● **WORK INSTRUCTION**
In the article on Pinterest's affiliate link ban, what is everything from "Pinterest Pulls the" down to "on the network."? Reproduce that stretch word for word.

Pinterest Pulls the Plug on Affiliates: What Now?

It’s been a month since Pinterest banned affiliate links from the site. The digital scrapbooking service delivered the news to its “power pinners” via email, according to VentureBeat. With more than 70 million users, it’s unclear how much brands, bloggers and affiliate marketers made in affiliate sales on the platform.

When Pinterest was in its infancy, there was talk of the company stripping pins of affiliate tracking codes. I never tested affiliate links on the platform to know if this was true. However, after chatting with blogger and Pinterest guru, Amiyrah Martin of Four Hats and Frugal, it was confirmed that pinners were able to insert affiliate links, but it was frowned upon. More so, there were still instances when pins could be stripped of affiliate links to avoid spam and abuse on the network.

This incident with Pinterest can serve as a lesson for bloggers to never depend heavily upon a platform that you don’t own or have control over for revenue. Pinterest and other social media networks should be used as a tool to direct fans and followers back to your website where more of your great content should be. It’s there you can convert them to loyal readers and email subscribers.

Remember that digital media is still new compared to other media sources and the game is changing everyday. Yes, it’s great to use your social media numbers as leverage when brokering deals with brands and agencies, but don’t neglect your virtual real estate while doing it. I know that brands tend to pay more on campaigns when you have huge fans and followings on social media, but what if Pinterest had decided to scrap the entire site instead of just banning affiliate links? Lucky for me and my pinned recipes, they didn’t.

In an article published by Recode, Pinterest will be adding a “buy” button to the platform in the next three to six months. So far there hasn’t been confirmation from Pinterest. However, although Pinterest stopped affiliate marketing on their site, they offered advice on how the site could be monetized. According to VentureBeat, users are encouraged to create original content for brands, curate sponsored boards and include pinning in social media marketing packages.

What do you think of this change? Can bloggers still make money on Pinterest or should it be taken as a loss and move on?

Page segmentation data:
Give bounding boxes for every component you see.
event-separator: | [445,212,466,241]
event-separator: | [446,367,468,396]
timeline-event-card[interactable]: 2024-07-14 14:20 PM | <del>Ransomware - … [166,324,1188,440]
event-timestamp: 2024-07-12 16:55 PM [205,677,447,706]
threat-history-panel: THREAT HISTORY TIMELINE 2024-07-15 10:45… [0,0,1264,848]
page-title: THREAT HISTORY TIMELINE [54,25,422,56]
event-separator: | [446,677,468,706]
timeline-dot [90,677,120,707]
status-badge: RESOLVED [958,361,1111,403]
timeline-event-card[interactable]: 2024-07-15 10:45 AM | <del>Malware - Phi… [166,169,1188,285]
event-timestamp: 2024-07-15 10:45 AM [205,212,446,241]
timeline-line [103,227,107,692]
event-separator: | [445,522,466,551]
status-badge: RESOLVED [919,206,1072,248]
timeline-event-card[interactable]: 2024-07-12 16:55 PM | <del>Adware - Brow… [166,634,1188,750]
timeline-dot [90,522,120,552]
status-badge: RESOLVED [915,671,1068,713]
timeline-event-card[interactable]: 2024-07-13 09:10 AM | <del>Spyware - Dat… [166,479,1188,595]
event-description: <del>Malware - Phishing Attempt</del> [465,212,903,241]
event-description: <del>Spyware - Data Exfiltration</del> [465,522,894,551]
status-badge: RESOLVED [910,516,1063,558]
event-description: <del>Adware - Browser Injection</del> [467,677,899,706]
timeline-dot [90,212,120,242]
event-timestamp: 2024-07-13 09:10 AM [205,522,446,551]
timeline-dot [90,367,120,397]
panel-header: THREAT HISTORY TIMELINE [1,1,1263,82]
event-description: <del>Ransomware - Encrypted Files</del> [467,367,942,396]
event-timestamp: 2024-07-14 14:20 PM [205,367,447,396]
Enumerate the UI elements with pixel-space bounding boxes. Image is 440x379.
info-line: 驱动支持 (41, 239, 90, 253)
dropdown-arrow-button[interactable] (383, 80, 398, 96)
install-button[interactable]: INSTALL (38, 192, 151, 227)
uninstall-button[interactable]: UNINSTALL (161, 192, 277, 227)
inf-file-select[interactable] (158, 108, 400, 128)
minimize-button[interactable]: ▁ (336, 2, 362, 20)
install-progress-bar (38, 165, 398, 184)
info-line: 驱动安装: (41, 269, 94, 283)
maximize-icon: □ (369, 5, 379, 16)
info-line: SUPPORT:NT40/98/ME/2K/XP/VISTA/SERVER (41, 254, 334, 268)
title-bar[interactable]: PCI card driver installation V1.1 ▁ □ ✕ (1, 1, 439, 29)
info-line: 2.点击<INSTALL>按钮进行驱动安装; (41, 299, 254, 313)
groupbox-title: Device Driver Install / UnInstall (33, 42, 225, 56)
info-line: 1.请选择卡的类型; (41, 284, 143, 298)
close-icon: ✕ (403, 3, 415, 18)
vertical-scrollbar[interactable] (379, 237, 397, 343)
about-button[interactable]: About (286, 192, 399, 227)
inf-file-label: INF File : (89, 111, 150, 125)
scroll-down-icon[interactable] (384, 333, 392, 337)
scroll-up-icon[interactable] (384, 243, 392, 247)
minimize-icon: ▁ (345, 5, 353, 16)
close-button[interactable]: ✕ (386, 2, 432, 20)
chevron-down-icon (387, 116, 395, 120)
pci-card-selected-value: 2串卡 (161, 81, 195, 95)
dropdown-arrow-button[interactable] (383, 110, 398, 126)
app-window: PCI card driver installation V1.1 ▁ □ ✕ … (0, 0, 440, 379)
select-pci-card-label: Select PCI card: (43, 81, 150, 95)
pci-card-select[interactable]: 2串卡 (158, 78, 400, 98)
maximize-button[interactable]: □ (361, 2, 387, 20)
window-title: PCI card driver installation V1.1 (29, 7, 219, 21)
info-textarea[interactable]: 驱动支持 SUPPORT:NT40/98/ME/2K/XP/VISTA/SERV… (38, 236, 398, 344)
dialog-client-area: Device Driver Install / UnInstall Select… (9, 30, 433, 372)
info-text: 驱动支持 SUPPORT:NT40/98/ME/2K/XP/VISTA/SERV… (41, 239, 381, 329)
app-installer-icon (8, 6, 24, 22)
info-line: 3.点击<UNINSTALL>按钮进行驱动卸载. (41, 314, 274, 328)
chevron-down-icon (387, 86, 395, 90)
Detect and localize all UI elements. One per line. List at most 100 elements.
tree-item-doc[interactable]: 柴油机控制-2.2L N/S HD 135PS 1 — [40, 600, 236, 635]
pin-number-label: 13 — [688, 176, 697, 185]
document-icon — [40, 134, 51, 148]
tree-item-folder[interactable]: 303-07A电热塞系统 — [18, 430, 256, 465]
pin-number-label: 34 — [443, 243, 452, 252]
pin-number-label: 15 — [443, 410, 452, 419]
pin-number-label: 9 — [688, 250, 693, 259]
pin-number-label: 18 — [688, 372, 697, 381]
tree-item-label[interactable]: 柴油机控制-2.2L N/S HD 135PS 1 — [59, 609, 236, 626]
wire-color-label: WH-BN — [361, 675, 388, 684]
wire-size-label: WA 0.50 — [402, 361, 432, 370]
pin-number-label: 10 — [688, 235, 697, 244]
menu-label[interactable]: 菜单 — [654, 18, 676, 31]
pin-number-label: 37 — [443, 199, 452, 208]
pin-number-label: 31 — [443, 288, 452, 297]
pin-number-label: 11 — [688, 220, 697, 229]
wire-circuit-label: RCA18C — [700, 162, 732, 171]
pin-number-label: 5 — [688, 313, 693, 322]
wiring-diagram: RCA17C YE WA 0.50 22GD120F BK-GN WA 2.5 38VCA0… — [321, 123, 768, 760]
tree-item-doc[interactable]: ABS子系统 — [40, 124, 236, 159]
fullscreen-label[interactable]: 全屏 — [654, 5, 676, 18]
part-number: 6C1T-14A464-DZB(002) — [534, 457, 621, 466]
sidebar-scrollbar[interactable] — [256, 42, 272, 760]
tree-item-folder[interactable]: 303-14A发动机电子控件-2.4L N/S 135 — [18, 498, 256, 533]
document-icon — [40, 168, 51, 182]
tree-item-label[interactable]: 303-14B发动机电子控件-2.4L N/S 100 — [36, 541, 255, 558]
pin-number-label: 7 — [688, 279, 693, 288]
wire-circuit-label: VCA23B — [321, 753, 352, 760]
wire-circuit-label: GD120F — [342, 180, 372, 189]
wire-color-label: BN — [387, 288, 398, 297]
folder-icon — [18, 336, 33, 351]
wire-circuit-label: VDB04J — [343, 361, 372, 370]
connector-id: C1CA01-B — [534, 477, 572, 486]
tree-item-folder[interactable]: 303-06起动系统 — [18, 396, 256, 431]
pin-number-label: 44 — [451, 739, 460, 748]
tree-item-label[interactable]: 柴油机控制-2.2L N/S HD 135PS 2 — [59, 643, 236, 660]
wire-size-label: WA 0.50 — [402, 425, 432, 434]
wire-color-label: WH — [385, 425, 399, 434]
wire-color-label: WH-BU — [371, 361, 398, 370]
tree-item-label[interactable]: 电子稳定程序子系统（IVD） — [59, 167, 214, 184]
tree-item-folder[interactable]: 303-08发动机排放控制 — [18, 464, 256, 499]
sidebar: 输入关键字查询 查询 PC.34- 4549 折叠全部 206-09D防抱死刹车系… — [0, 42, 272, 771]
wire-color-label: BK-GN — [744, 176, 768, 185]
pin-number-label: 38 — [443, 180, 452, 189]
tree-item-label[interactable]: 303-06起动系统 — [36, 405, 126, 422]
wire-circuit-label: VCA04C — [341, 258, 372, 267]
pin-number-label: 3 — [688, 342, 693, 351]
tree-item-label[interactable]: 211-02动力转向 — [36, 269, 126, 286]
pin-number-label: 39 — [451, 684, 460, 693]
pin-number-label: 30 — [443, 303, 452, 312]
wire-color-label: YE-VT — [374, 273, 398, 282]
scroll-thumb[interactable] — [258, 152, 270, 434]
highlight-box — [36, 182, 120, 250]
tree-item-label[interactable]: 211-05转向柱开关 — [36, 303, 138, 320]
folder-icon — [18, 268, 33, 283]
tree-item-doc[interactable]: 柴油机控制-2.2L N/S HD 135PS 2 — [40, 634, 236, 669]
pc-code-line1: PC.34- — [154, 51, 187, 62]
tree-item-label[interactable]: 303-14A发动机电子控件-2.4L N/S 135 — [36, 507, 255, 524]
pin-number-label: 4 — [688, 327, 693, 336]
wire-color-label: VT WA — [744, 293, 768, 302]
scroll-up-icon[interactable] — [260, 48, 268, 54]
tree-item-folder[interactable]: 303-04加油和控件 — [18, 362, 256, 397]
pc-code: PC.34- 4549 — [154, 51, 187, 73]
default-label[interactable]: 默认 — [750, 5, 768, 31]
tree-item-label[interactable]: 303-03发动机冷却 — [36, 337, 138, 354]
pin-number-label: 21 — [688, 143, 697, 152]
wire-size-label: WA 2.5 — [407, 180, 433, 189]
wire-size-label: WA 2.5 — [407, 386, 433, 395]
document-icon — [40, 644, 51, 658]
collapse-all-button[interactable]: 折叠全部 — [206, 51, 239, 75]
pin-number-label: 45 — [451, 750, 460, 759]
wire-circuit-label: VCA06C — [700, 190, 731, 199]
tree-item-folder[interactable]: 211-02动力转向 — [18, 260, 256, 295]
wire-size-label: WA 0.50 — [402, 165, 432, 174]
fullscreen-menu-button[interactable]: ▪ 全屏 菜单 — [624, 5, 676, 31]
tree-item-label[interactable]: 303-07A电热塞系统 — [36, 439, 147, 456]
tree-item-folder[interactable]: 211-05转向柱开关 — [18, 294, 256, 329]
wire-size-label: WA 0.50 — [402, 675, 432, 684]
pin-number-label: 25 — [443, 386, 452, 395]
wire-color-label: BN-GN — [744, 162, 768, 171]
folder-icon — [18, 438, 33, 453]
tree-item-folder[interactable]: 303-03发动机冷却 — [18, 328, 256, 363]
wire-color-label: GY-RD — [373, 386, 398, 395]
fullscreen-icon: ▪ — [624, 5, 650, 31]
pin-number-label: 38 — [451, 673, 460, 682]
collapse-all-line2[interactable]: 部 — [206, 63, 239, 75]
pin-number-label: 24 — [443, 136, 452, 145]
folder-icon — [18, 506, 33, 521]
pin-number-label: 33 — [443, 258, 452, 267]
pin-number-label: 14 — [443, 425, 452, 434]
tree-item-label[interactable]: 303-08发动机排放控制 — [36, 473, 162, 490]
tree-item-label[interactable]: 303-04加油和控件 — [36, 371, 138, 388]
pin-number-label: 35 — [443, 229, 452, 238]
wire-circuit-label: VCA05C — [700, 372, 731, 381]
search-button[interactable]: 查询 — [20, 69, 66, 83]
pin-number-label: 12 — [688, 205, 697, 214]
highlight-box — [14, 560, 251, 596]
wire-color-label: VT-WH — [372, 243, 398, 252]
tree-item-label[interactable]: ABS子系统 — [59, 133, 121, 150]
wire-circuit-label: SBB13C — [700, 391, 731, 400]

● **EXERCISE ANSWER**
Pinterest Pulls the Plug on Affiliates: What Now?

It’s been a month since Pinterest banned affiliate links from the site. The digital scrapbooking service delivered the news to its “power pinners” via email, according to VentureBeat. With more than 70 million users, it’s unclear how much brands, bloggers and affiliate marketers made in affiliate sales on the platform.

When Pinterest was in its infancy, there was talk of the company stripping pins of affiliate tracking codes. I never tested affiliate links on the platform to know if this was true. However, after chatting with blogger and Pinterest guru, Amiyrah Martin of Four Hats and Frugal, it was confirmed that pinners were able to insert affiliate links, but it was frowned upon. More so, there were still instances when pins could be stripped of affiliate links to avoid spam and abuse on the network.